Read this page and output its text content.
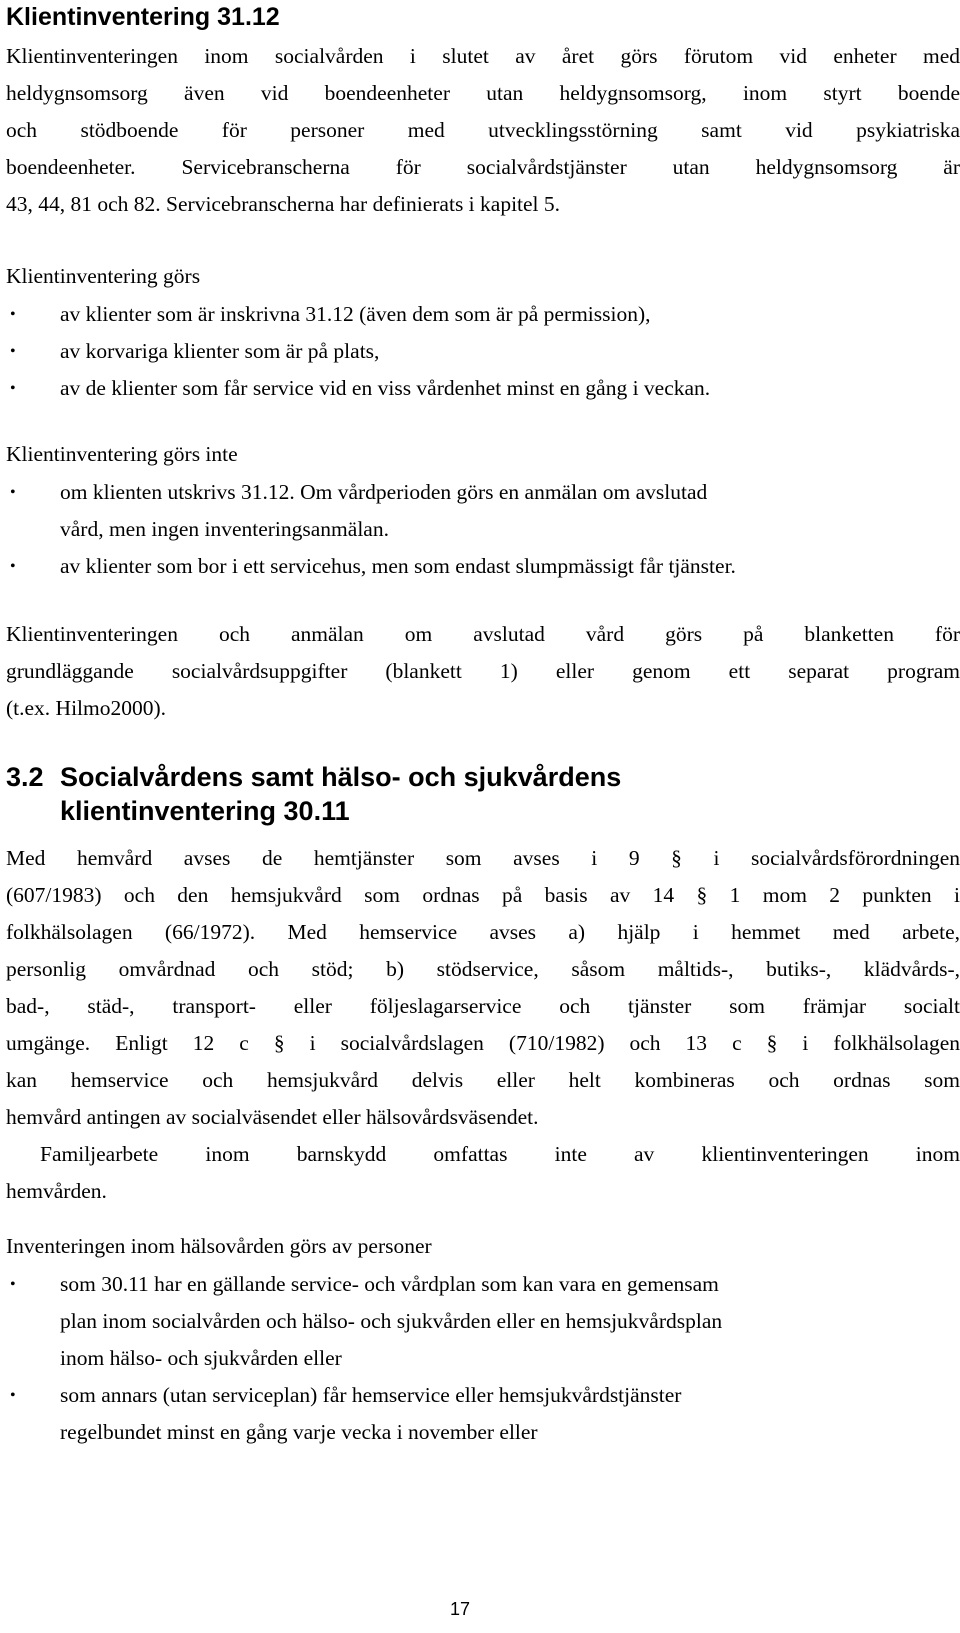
Klientinventering 31.12

Klientinventeringen inom socialvården i slutet av året görs förutom vid enheter med
heldygnsomsorg även vid boendeenheter utan heldygnsomsorg, inom styrt boende
och stödboende för personer med utvecklingsstörning samt vid psykiatriska
boendeenheter. Servicebranscherna för socialvårdstjänster utan heldygnsomsorg är
43, 44, 81 och 82. Servicebranscherna har definierats i kapitel 5.

Klientinventering görs

• av klienter som är inskrivna 31.12 (även dem som är på permission),
• av korvariga klienter som är på plats,
• av de klienter som får service vid en viss vårdenhet minst en gång i veckan.

Klientinventering görs inte

• om klienten utskrivs 31.12. Om vårdperioden görs en anmälan om avslutad
vård, men ingen inventeringsanmälan.
• av klienter som bor i ett servicehus, men som endast slumpmässigt får tjänster.

Klientinventeringen och anmälan om avslutad vård görs på blanketten för
grundläggande socialvårdsuppgifter (blankett 1) eller genom ett separat program
(t.ex. Hilmo2000).

3.2 Socialvårdens samt hälso- och sjukvårdens
klientinventering 30.11

Med hemvård avses de hemtjänster som avses i 9 § i socialvårdsförordningen
(607/1983) och den hemsjukvård som ordnas på basis av 14 § 1 mom 2 punkten i
folkhälsolagen (66/1972). Med hemservice avses a) hjälp i hemmet med arbete,
personlig omvårdnad och stöd; b) stödservice, såsom måltids-, butiks-, klädvårds-,
bad-, städ-, transport- eller följeslagarservice och tjänster som främjar socialt
umgänge. Enligt 12 c § i socialvårdslagen (710/1982) och 13 c § i folkhälsolagen
kan hemservice och hemsjukvård delvis eller helt kombineras och ordnas som
hemvård antingen av socialväsendet eller hälsovårdsväsendet.

Familjearbete inom barnskydd omfattas inte av klientinventeringen inom
hemvården.

Inventeringen inom hälsovården görs av personer

• som 30.11 har en gällande service- och vårdplan som kan vara en gemensam
plan inom socialvården och hälso- och sjukvården eller en hemsjukvårdsplan
inom hälso- och sjukvården eller
• som annars (utan serviceplan) får hemservice eller hemsjukvårdstjänster
regelbundet minst en gång varje vecka i november eller
17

-*-

Work instruction: Go through the lines above and copy any that contain "boendeenheter".

Written response:
heldygnsomsorg även vid boendeenheter utan heldygnsomsorg, inom styrt boende
boendeenheter. Servicebranscherna för socialvårdstjänster utan heldygnsomsorg är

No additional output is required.